Desafios Energéticos numa Ótica Local

25/03/2022

As comunidades locais e seus representantes são agentes essenciais na promoção da transição energética

 

Revisitada a história dos últimos 250 anos, confirmamos a existência de padrões que sustentam as grandes mudanças económicas e sociais, e esses padrões estão, invariavelmente, relacionados com fontes de energia. As três grandes revoluções industriais [1] que transformaram o mundo transportaram, em si mesmas, por um lado, modificações e diversificações da matriz energética, e por outro, o surgimento de novas fontes de energia, que têm sido a marca de cada uma das revoluções. Podemos, pois, aqui deixar assente no âmbito deste nosso estudo, que a cada um dos períodos industriais, que muito sumariamente caracterizámos, vem associado a um determinado modelo energético, que também define cada um dos períodos.

Tendo em conta os dados do último relatório “World Energy Outlook 2021” [2], prevê-se que a “a procura de petróleo comece a diminuir na década de 2030”. A identificada publicação refere que “a procura por petróleo apresenta, pela primeira vez, um eventual declínio em todos os cenários deste Outlook […] No cenário das políticas atuais (Stated Policies Scenario), a procura estabiliza nos 104 milhões de barris/dia em meados da década de 2030 e, diminui muito ligeiramente na década de 2050.
^^^^^^^^
O que fazer:
Consegue voltar a escrever, na íntegra e sem qualquer alteração, o texto sobre os desafios energéticos numa ótica local? Os itens constituem material independente do texto.
^^^^^^^^
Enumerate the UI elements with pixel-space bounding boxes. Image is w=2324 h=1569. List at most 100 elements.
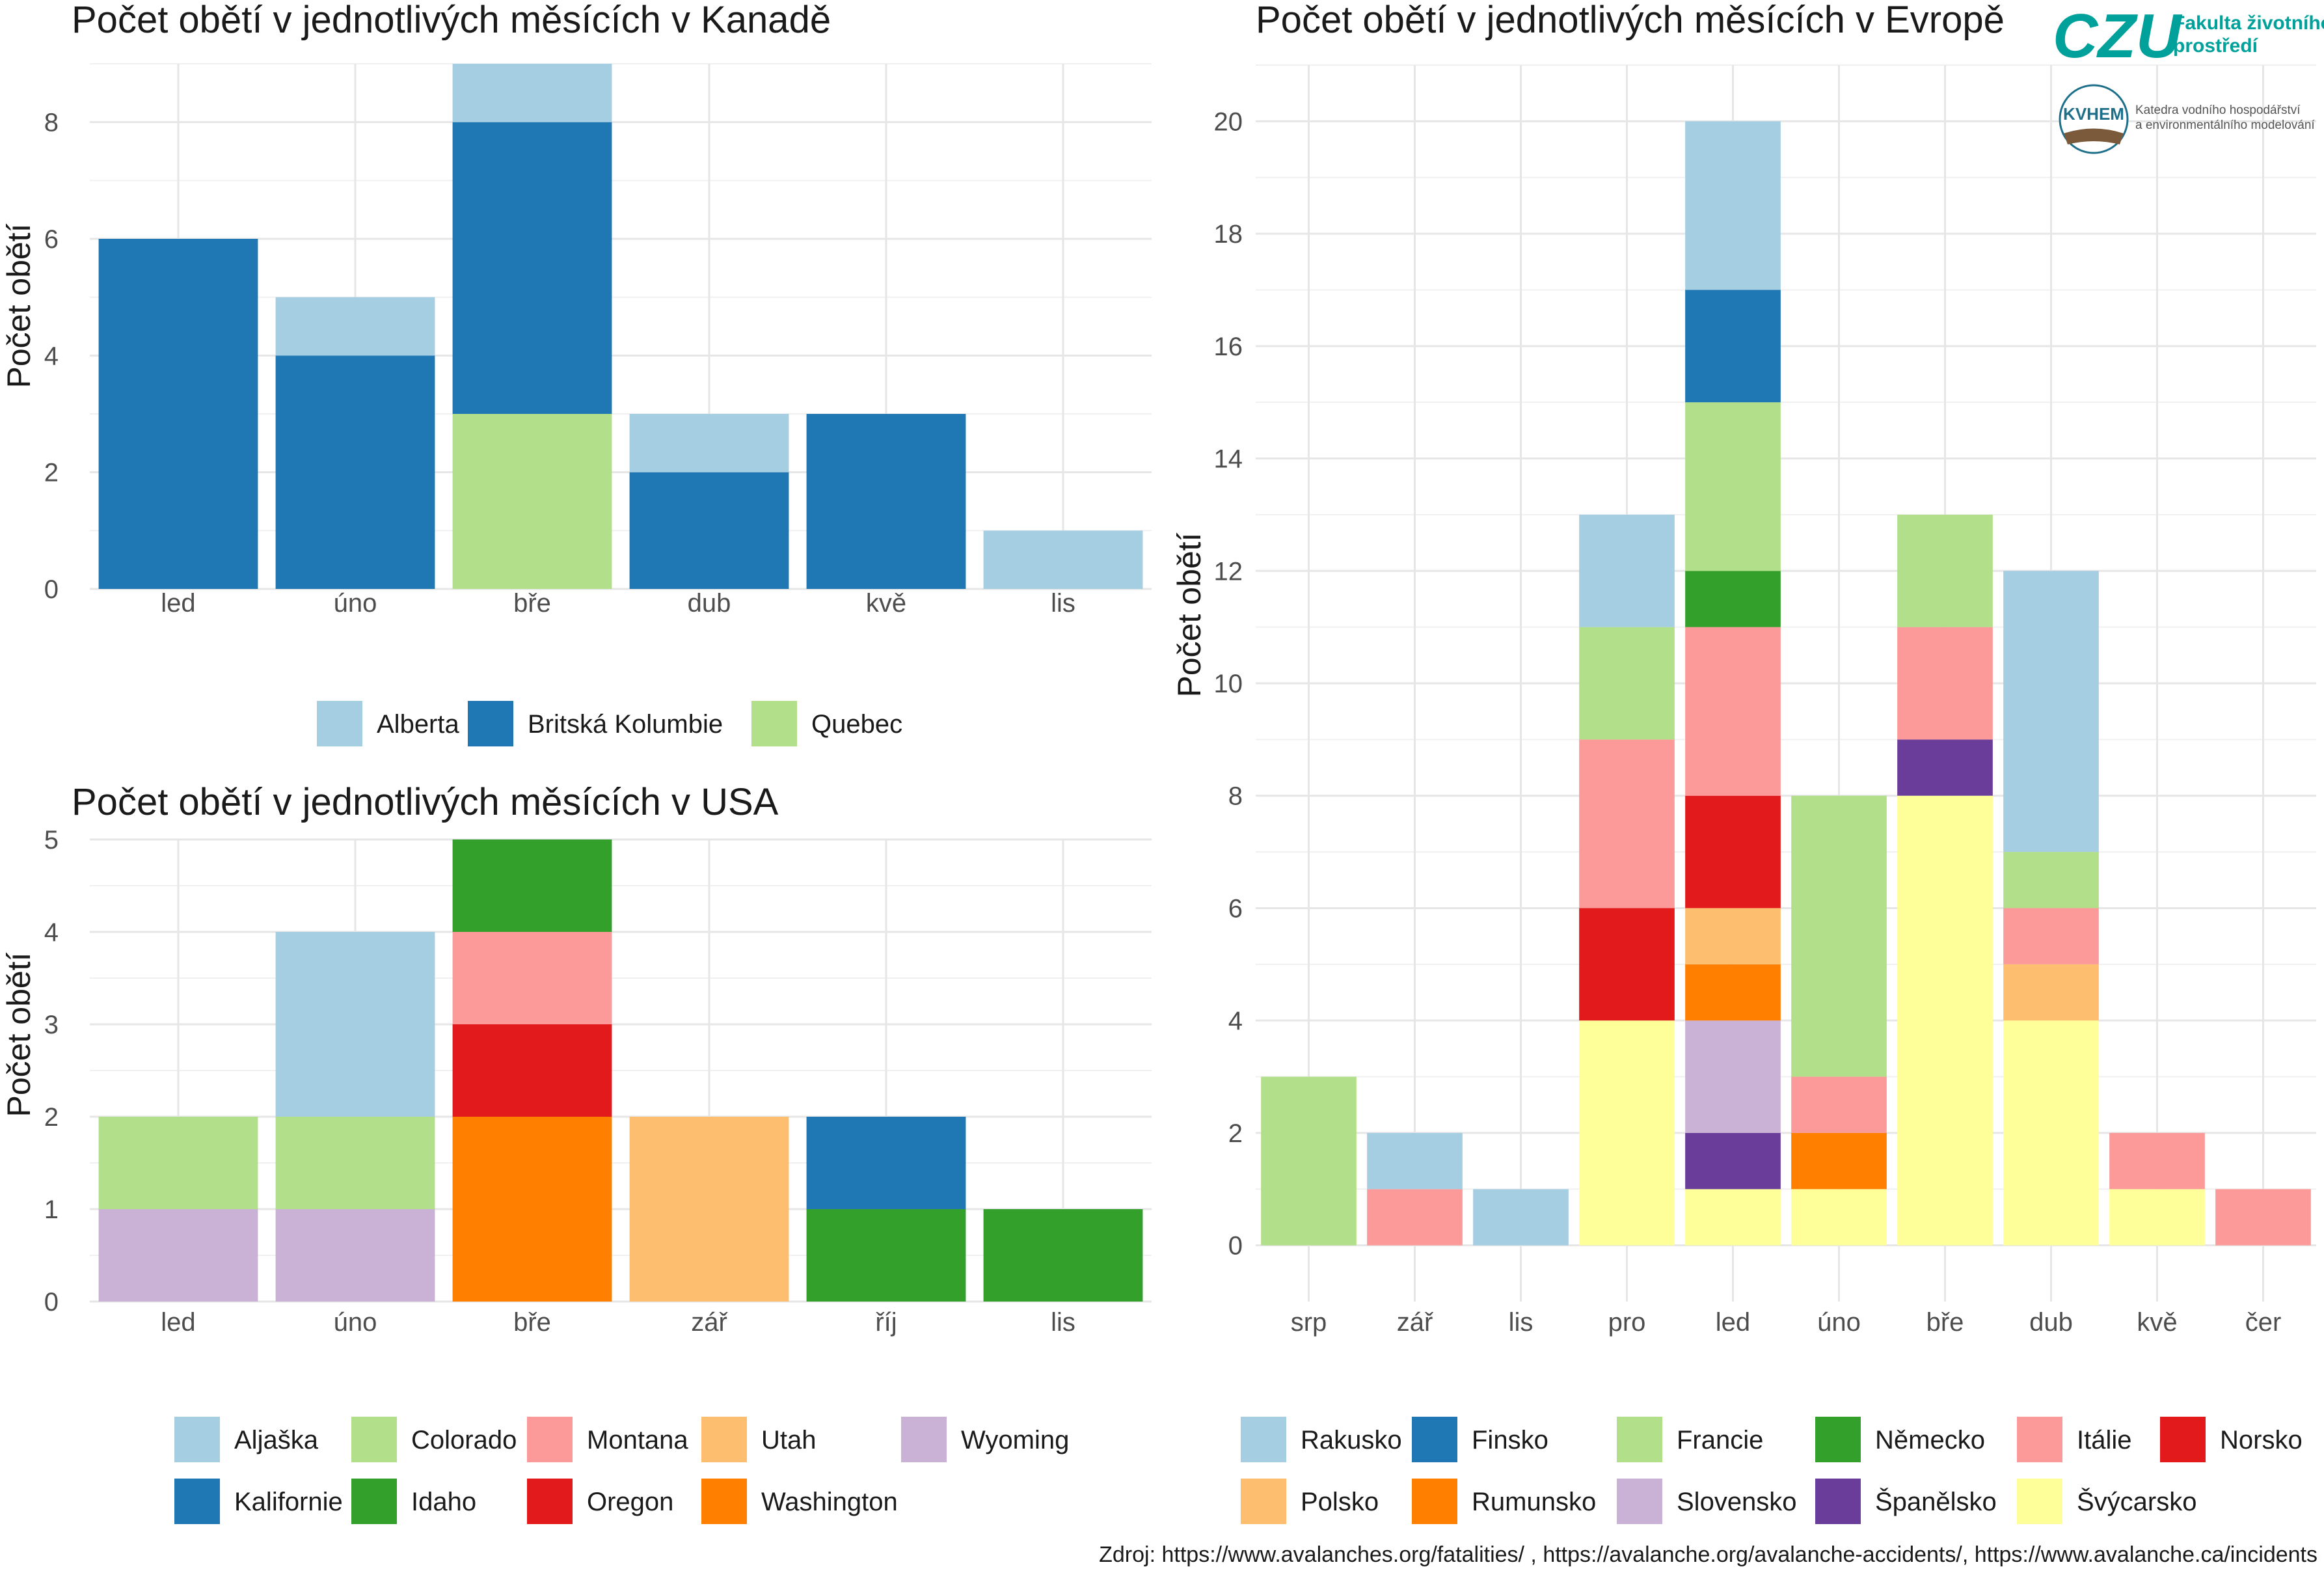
bar-segment (1685, 964, 1781, 1021)
legend-swatch (1815, 1479, 1861, 1524)
usa-chart-title: Počet obětí v jednotlivých měsících v US… (72, 781, 779, 823)
y-tick-label: 0 (44, 1288, 59, 1317)
legend-swatch (1241, 1417, 1286, 1462)
legend-label: Itálie (2077, 1426, 2132, 1454)
canada-plot: 0 2 4 6 8 led úno bře dub kvě lis (44, 63, 1152, 618)
bar-segment (629, 414, 789, 472)
bar-segment (452, 932, 612, 1024)
legend-swatch (527, 1417, 573, 1462)
bar-segment (2003, 908, 2099, 964)
legend-label: Německo (1875, 1426, 1985, 1454)
legend-swatch (901, 1417, 947, 1462)
bar-segment (1791, 795, 1887, 1077)
legend-swatch (2160, 1417, 2206, 1462)
y-tick-label: 2 (1228, 1119, 1243, 1148)
czu-logo-mark: CZU (2053, 1, 2183, 71)
y-tick-label: 1 (44, 1195, 59, 1224)
legend-label: Aljaška (234, 1426, 319, 1454)
y-tick-label: 10 (1214, 670, 1243, 698)
y-tick-label: 3 (44, 1011, 59, 1039)
legend-swatch (751, 701, 797, 746)
bar-segment (452, 1024, 612, 1117)
bar-segment (98, 239, 258, 589)
bar-segment (1367, 1189, 1463, 1246)
y-tick-label: 6 (1228, 894, 1243, 923)
y-tick-label: 12 (1214, 557, 1243, 586)
y-tick-label: 18 (1214, 220, 1243, 249)
bar-segment (1685, 1132, 1781, 1190)
legend-label: Washington (761, 1488, 898, 1516)
legend-swatch (2017, 1417, 2062, 1462)
kvhem-logo: KVHEM Katedra vodního hospodářství a env… (2059, 84, 2315, 154)
bar-segment (983, 1209, 1143, 1302)
kvhem-logo-mark: KVHEM (2063, 104, 2124, 124)
y-tick-label: 4 (44, 918, 59, 947)
bar-segment (1579, 908, 1675, 1021)
legend-label: Alberta (377, 710, 459, 739)
bar-segment (1685, 1020, 1781, 1133)
x-tick-label: zář (691, 1308, 728, 1337)
bar-segment (1791, 1189, 1887, 1246)
legend-swatch (701, 1479, 747, 1524)
legend-label: Idaho (411, 1488, 476, 1516)
x-tick-label: kvě (866, 589, 906, 618)
legend-label: Slovensko (1677, 1488, 1797, 1516)
legend-swatch (1241, 1479, 1286, 1524)
bar-segment (1897, 514, 1993, 627)
bar-segment (1685, 1189, 1781, 1246)
bar-segment (275, 297, 435, 356)
legend-label: Polsko (1301, 1488, 1379, 1516)
legend-swatch (701, 1417, 747, 1462)
bar-segment (1685, 627, 1781, 796)
legend-label: Colorado (411, 1426, 517, 1454)
legend-label: Švýcarsko (2077, 1487, 2197, 1516)
legend-swatch (351, 1479, 397, 1524)
legend-swatch (317, 701, 362, 746)
bar-segment (629, 1117, 789, 1302)
x-tick-label: úno (334, 1308, 377, 1337)
source-note: Zdroj: https://www.avalanches.org/fatali… (1099, 1542, 2317, 1567)
bar-segment (2109, 1132, 2205, 1190)
bar-segment (1261, 1076, 1357, 1246)
legend-swatch (174, 1479, 220, 1524)
legend-label: Rumunsko (1472, 1488, 1596, 1516)
bar-segment (629, 472, 789, 589)
usa-plot: 0 1 2 3 4 5 led úno bře zář říj lis (44, 826, 1152, 1337)
x-tick-label: led (161, 589, 195, 618)
kvhem-logo-ground (2064, 128, 2124, 144)
bar-segment (1897, 627, 1993, 740)
legend-label: Utah (761, 1426, 817, 1454)
bar-segment (98, 1117, 258, 1209)
bar-segment (275, 355, 435, 589)
bar-segment (1367, 1132, 1463, 1190)
bar-segment (2003, 1020, 2099, 1246)
bar-segment (1791, 1076, 1887, 1133)
legend-label: Wyoming (961, 1426, 1069, 1454)
bar-segment (452, 64, 612, 122)
x-tick-label: čer (2245, 1308, 2282, 1337)
x-tick-label: led (1716, 1308, 1750, 1337)
bar-segment (1791, 1132, 1887, 1190)
bar-segment (1579, 1020, 1675, 1246)
bar-segment (2003, 852, 2099, 908)
bar-segment (2003, 571, 2099, 853)
europe-plot: 0 2 4 6 8 10 12 14 16 18 20 srp zář lis pro led úno bře du… (1214, 64, 2316, 1337)
kvhem-logo-line1: Katedra vodního hospodářství (2135, 103, 2301, 117)
bar-segment (1685, 290, 1781, 403)
y-tick-label: 4 (1228, 1007, 1243, 1035)
legend-swatch (468, 701, 513, 746)
bar-segment (1579, 514, 1675, 627)
x-tick-label: bře (513, 589, 551, 618)
x-tick-label: srp (1291, 1308, 1327, 1337)
bar-segment (2003, 964, 2099, 1021)
y-tick-label: 4 (44, 342, 59, 370)
canada-chart-title: Počet obětí v jednotlivých měsících v Ka… (72, 0, 831, 41)
legend-swatch (1412, 1479, 1457, 1524)
y-tick-label: 5 (44, 826, 59, 854)
bar-segment (1897, 739, 1993, 796)
bar-segment (1579, 627, 1675, 740)
czu-logo-line2: prostředí (2173, 35, 2259, 57)
legend-label: Norsko (2220, 1426, 2303, 1454)
y-tick-label: 2 (44, 459, 59, 487)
^^^^^^^^
Resultado do exercício:
Desafios Energéticos numa Ótica Local

25/03/2022

As comunidades locais e seus representantes são agentes essenciais na promoção da transição energética

 

Revisitada a história dos últimos 250 anos, confirmamos a existência de padrões que sustentam as grandes mudanças económicas e sociais, e esses padrões estão, invariavelmente, relacionados com fontes de energia. As três grandes revoluções industriais [1] que transformaram o mundo transportaram, em si mesmas, por um lado, modificações e diversificações da matriz energética, e por outro, o surgimento de novas fontes de energia, que têm sido a marca de cada uma das revoluções. Podemos, pois, aqui deixar assente no âmbito deste nosso estudo, que a cada um dos períodos industriais, que muito sumariamente caracterizámos, vem associado a um determinado modelo energético, que também define cada um dos períodos.

Tendo em conta os dados do último relatório “World Energy Outlook 2021” [2], prevê-se que a “a procura de petróleo comece a diminuir na década de 2030”. A identificada publicação refere que “a procura por petróleo apresenta, pela primeira vez, um eventual declínio em todos os cenários deste Outlook […] No cenário das políticas atuais (Stated Policies Scenario), a procura estabiliza nos 104 milhões de barris/dia em meados da década de 2030 e, diminui muito ligeiramente na década de 2050.